[Collected data]
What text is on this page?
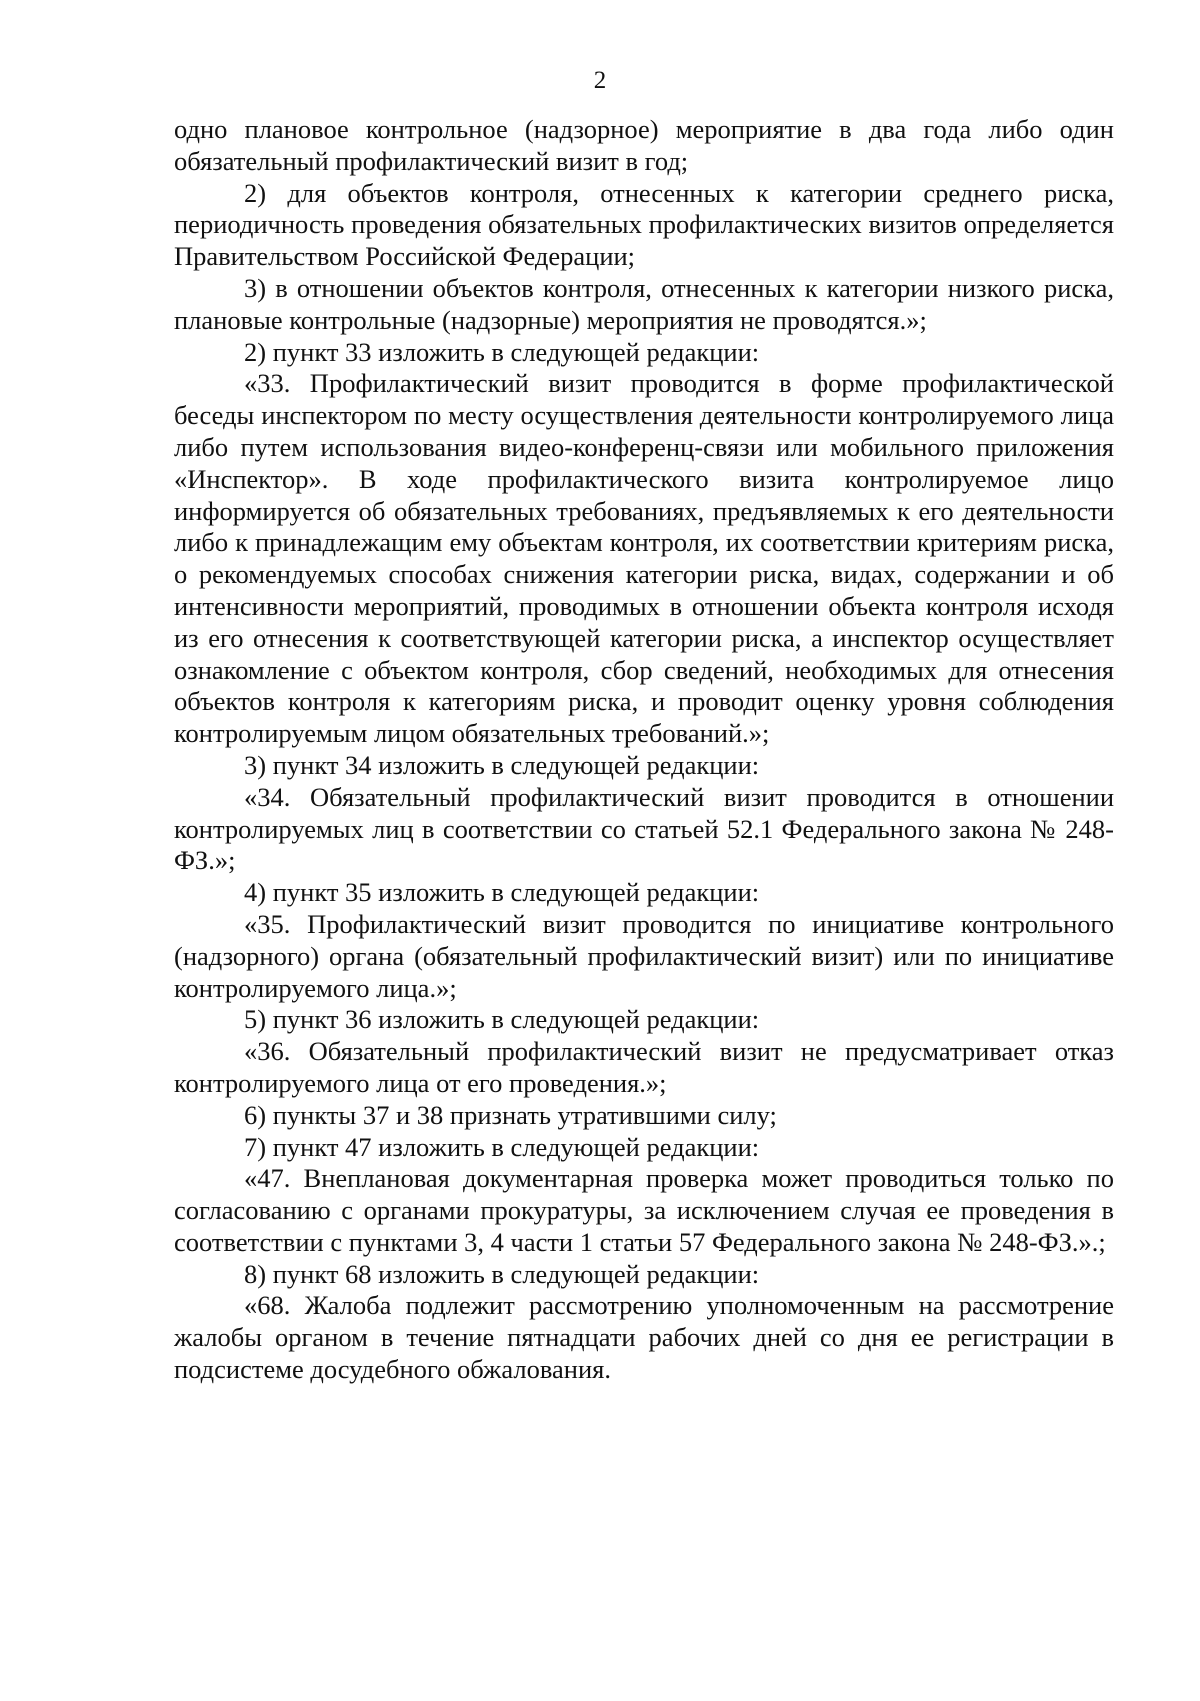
2

одно плановое контрольное (надзорное) мероприятие в два года либо один обязательный профилактический визит в год;

2) для объектов контроля, отнесенных к категории среднего риска, периодичность проведения обязательных профилактических визитов определяется Правительством Российской Федерации;

3) в отношении объектов контроля, отнесенных к категории низкого риска, плановые контрольные (надзорные) мероприятия не проводятся.»;

2) пункт 33 изложить в следующей редакции:

«33. Профилактический визит проводится в форме профилактической беседы инспектором по месту осуществления деятельности контролируемого лица либо путем использования видео-конференц-связи или мобильного приложения «Инспектор». В ходе профилактического визита контролируемое лицо информируется об обязательных требованиях, предъявляемых к его деятельности либо к принадлежащим ему объектам контроля, их соответствии критериям риска, о рекомендуемых способах снижения категории риска, видах, содержании и об интенсивности мероприятий, проводимых в отношении объекта контроля исходя из его отнесения к соответствующей категории риска, а инспектор осуществляет ознакомление с объектом контроля, сбор сведений, необходимых для отнесения объектов контроля к категориям риска, и проводит оценку уровня соблюдения контролируемым лицом обязательных требований.»;

3) пункт 34 изложить в следующей редакции:

«34. Обязательный профилактический визит проводится в отношении контролируемых лиц в соответствии со статьей 52.1 Федерального закона № 248-ФЗ.»;

4) пункт 35 изложить в следующей редакции:

«35. Профилактический визит проводится по инициативе контрольного (надзорного) органа (обязательный профилактический визит) или по инициативе контролируемого лица.»;

5) пункт 36 изложить в следующей редакции:

«36. Обязательный профилактический визит не предусматривает отказ контролируемого лица от его проведения.»;

6) пункты 37 и 38 признать утратившими силу;

7) пункт 47 изложить в следующей редакции:

«47. Внеплановая документарная проверка может проводиться только по согласованию с органами прокуратуры, за исключением случая ее проведения в соответствии с пунктами 3, 4 части 1 статьи 57 Федерального закона № 248-ФЗ.».;

8) пункт 68 изложить в следующей редакции:

«68. Жалоба подлежит рассмотрению уполномоченным на рассмотрение жалобы органом в течение пятнадцати рабочих дней со дня ее регистрации в подсистеме досудебного обжалования.
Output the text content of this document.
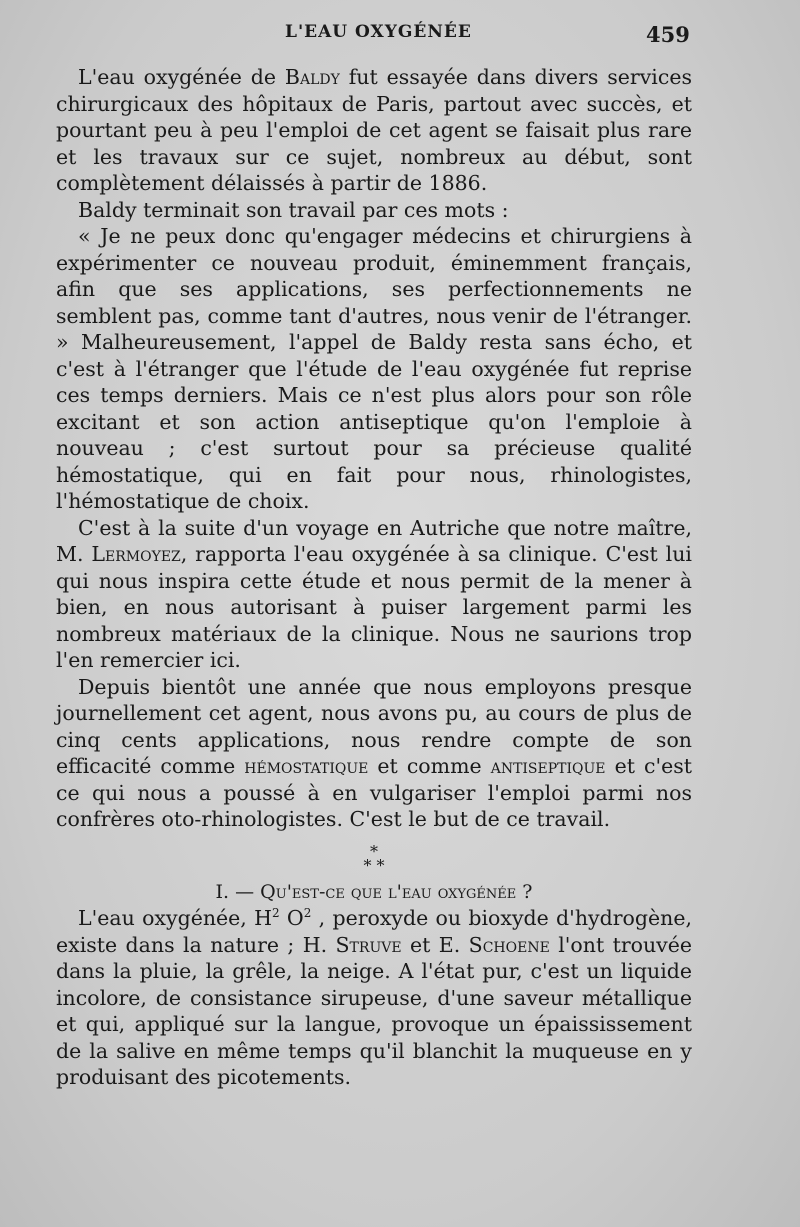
L'EAU OXYGÉNÉE	459

L'eau oxygénée de Baldy fut essayée dans divers services chirurgicaux des hôpitaux de Paris, partout avec succès, et pourtant peu à peu l'emploi de cet agent se faisait plus rare et les travaux sur ce sujet, nombreux au début, sont complètement délaissés à partir de 1886.

Baldy terminait son travail par ces mots :

« Je ne peux donc qu'engager médecins et chirurgiens à expérimenter ce nouveau produit, éminemment français, afin que ses applications, ses perfectionnements ne semblent pas, comme tant d'autres, nous venir de l'étranger. » Malheureusement, l'appel de Baldy resta sans écho, et c'est à l'étranger que l'étude de l'eau oxygénée fut reprise ces temps derniers. Mais ce n'est plus alors pour son rôle excitant et son action antiseptique qu'on l'emploie à nouveau ; c'est surtout pour sa précieuse qualité hémostatique, qui en fait pour nous, rhinologistes, l'hémostatique de choix.

C'est à la suite d'un voyage en Autriche que notre maître, M. Lermoyez, rapporta l'eau oxygénée à sa clinique. C'est lui qui nous inspira cette étude et nous permit de la mener à bien, en nous autorisant à puiser largement parmi les nombreux matériaux de la clinique. Nous ne saurions trop l'en remercier ici.

Depuis bientôt une année que nous employons presque journellement cet agent, nous avons pu, au cours de plus de cinq cents applications, nous rendre compte de son efficacité comme hémostatique et comme antiseptique et c'est ce qui nous a poussé à en vulgariser l'emploi parmi nos confrères oto-rhinologistes. C'est le but de ce travail.

*
* *

I. — Qu'est-ce que l'eau oxygénée ?

L'eau oxygénée, $H^2$ $O^2$ , peroxyde ou bioxyde d'hydrogène, existe dans la nature ; H. Struve et E. Schoene l'ont trouvée dans la pluie, la grêle, la neige. A l'état pur, c'est un liquide incolore, de consistance sirupeuse, d'une saveur métallique et qui, appliqué sur la langue, provoque un épaississement de la salive en même temps qu'il blanchit la muqueuse en y produisant des picotements.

• **WHAT IS EXPECTED**: In your copy, repeat each record exactly and include no pictures.

• **OUTPUT**:
What text is on this page?
2

одно плановое контрольное (надзорное) мероприятие в два года либо один обязательный профилактический визит в год;

2) для объектов контроля, отнесенных к категории среднего риска, периодичность проведения обязательных профилактических визитов определяется Правительством Российской Федерации;

3) в отношении объектов контроля, отнесенных к категории низкого риска, плановые контрольные (надзорные) мероприятия не проводятся.»;

2) пункт 33 изложить в следующей редакции:

«33. Профилактический визит проводится в форме профилактической беседы инспектором по месту осуществления деятельности контролируемого лица либо путем использования видео-конференц-связи или мобильного приложения «Инспектор». В ходе профилактического визита контролируемое лицо информируется об обязательных требованиях, предъявляемых к его деятельности либо к принадлежащим ему объектам контроля, их соответствии критериям риска, о рекомендуемых способах снижения категории риска, видах, содержании и об интенсивности мероприятий, проводимых в отношении объекта контроля исходя из его отнесения к соответствующей категории риска, а инспектор осуществляет ознакомление с объектом контроля, сбор сведений, необходимых для отнесения объектов контроля к категориям риска, и проводит оценку уровня соблюдения контролируемым лицом обязательных требований.»;

3) пункт 34 изложить в следующей редакции:

«34. Обязательный профилактический визит проводится в отношении контролируемых лиц в соответствии со статьей 52.1 Федерального закона № 248-ФЗ.»;

4) пункт 35 изложить в следующей редакции:

«35. Профилактический визит проводится по инициативе контрольного (надзорного) органа (обязательный профилактический визит) или по инициативе контролируемого лица.»;

5) пункт 36 изложить в следующей редакции:

«36. Обязательный профилактический визит не предусматривает отказ контролируемого лица от его проведения.»;

6) пункты 37 и 38 признать утратившими силу;

7) пункт 47 изложить в следующей редакции:

«47. Внеплановая документарная проверка может проводиться только по согласованию с органами прокуратуры, за исключением случая ее проведения в соответствии с пунктами 3, 4 части 1 статьи 57 Федерального закона № 248-ФЗ.».;

8) пункт 68 изложить в следующей редакции:

«68. Жалоба подлежит рассмотрению уполномоченным на рассмотрение жалобы органом в течение пятнадцати рабочих дней со дня ее регистрации в подсистеме досудебного обжалования.
Output the text content of this document.
L'EAU OXYGÉNÉE	459

L'eau oxygénée de Baldy fut essayée dans divers services chirurgicaux des hôpitaux de Paris, partout avec succès, et pourtant peu à peu l'emploi de cet agent se faisait plus rare et les travaux sur ce sujet, nombreux au début, sont complètement délaissés à partir de 1886.

Baldy terminait son travail par ces mots :

« Je ne peux donc qu'engager médecins et chirurgiens à expérimenter ce nouveau produit, éminemment français, afin que ses applications, ses perfectionnements ne semblent pas, comme tant d'autres, nous venir de l'étranger. » Malheureusement, l'appel de Baldy resta sans écho, et c'est à l'étranger que l'étude de l'eau oxygénée fut reprise ces temps derniers. Mais ce n'est plus alors pour son rôle excitant et son action antiseptique qu'on l'emploie à nouveau ; c'est surtout pour sa précieuse qualité hémostatique, qui en fait pour nous, rhinologistes, l'hémostatique de choix.

C'est à la suite d'un voyage en Autriche que notre maître, M. Lermoyez, rapporta l'eau oxygénée à sa clinique. C'est lui qui nous inspira cette étude et nous permit de la mener à bien, en nous autorisant à puiser largement parmi les nombreux matériaux de la clinique. Nous ne saurions trop l'en remercier ici.

Depuis bientôt une année que nous employons presque journellement cet agent, nous avons pu, au cours de plus de cinq cents applications, nous rendre compte de son efficacité comme hémostatique et comme antiseptique et c'est ce qui nous a poussé à en vulgariser l'emploi parmi nos confrères oto-rhinologistes. C'est le but de ce travail.

*
* *

I. — Qu'est-ce que l'eau oxygénée ?

L'eau oxygénée, $H^2$ $O^2$ , peroxyde ou bioxyde d'hydrogène, existe dans la nature ; H. Struve et E. Schoene l'ont trouvée dans la pluie, la grêle, la neige. A l'état pur, c'est un liquide incolore, de consistance sirupeuse, d'une saveur métallique et qui, appliqué sur la langue, provoque un épaississement de la salive en même temps qu'il blanchit la muqueuse en y produisant des picotements.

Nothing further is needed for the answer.